Exercise input =

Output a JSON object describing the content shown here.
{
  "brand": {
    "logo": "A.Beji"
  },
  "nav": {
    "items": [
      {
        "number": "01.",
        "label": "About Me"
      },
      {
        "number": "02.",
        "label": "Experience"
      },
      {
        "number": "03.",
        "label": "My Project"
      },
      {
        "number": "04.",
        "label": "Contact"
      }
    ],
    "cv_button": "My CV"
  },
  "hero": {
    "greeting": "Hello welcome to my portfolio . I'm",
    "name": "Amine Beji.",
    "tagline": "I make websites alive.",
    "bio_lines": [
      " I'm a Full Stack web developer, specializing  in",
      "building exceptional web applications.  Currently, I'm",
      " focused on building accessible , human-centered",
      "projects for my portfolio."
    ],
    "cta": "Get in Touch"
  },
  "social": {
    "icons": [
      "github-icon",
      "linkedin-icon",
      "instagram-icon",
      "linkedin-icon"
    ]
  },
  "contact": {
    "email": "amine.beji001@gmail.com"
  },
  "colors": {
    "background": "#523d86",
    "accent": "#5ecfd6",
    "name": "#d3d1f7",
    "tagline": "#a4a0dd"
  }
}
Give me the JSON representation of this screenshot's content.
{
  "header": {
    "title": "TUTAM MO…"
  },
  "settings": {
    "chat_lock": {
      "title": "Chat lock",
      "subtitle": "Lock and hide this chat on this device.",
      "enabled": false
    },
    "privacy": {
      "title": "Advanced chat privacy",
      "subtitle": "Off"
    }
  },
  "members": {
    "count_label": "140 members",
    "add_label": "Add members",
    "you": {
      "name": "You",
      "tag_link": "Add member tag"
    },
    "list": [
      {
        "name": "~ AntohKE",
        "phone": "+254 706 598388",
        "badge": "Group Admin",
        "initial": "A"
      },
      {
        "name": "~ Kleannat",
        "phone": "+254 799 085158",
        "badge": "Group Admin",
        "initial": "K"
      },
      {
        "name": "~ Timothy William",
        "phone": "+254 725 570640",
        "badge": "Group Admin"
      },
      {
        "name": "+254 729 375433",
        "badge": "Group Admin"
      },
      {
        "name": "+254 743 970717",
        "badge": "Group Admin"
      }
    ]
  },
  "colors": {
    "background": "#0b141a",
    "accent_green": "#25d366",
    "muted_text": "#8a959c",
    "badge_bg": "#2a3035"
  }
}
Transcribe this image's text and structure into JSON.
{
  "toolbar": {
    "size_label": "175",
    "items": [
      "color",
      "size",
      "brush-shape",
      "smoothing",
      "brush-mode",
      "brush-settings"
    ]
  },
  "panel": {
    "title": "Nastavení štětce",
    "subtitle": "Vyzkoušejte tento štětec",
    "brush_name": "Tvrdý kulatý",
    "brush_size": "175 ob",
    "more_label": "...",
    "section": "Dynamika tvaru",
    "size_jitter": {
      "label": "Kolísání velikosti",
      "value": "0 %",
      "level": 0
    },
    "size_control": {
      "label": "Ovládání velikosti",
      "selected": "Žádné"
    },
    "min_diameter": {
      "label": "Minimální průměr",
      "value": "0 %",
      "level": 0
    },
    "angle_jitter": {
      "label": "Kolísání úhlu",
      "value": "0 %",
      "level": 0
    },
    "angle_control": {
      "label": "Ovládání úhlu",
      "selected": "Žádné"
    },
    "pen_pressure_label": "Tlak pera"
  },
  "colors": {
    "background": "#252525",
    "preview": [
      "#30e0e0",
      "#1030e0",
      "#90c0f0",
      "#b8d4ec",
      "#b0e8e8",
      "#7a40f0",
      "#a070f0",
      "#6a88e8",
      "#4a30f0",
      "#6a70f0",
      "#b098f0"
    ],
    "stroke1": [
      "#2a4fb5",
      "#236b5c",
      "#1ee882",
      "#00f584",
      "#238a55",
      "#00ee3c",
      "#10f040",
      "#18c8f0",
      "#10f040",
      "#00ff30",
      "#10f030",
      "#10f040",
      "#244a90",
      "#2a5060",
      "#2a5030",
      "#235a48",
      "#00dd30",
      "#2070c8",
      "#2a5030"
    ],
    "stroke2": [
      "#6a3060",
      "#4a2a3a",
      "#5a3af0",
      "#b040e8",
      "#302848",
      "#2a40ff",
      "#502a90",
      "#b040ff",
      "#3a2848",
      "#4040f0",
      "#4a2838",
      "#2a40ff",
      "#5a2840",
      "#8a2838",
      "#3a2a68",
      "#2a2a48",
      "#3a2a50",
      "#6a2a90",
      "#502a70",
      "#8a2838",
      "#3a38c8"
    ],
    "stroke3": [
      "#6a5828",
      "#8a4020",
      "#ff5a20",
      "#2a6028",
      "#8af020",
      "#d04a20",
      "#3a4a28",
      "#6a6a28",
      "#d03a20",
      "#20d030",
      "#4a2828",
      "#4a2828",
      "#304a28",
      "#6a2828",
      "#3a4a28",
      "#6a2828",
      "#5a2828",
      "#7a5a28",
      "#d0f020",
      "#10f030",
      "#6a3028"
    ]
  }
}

Do this =
Copy all lines from the material that include "content".

Task solution =
Output a JSON object describing the content shown here.
Give me the JSON representation of this screenshot's content.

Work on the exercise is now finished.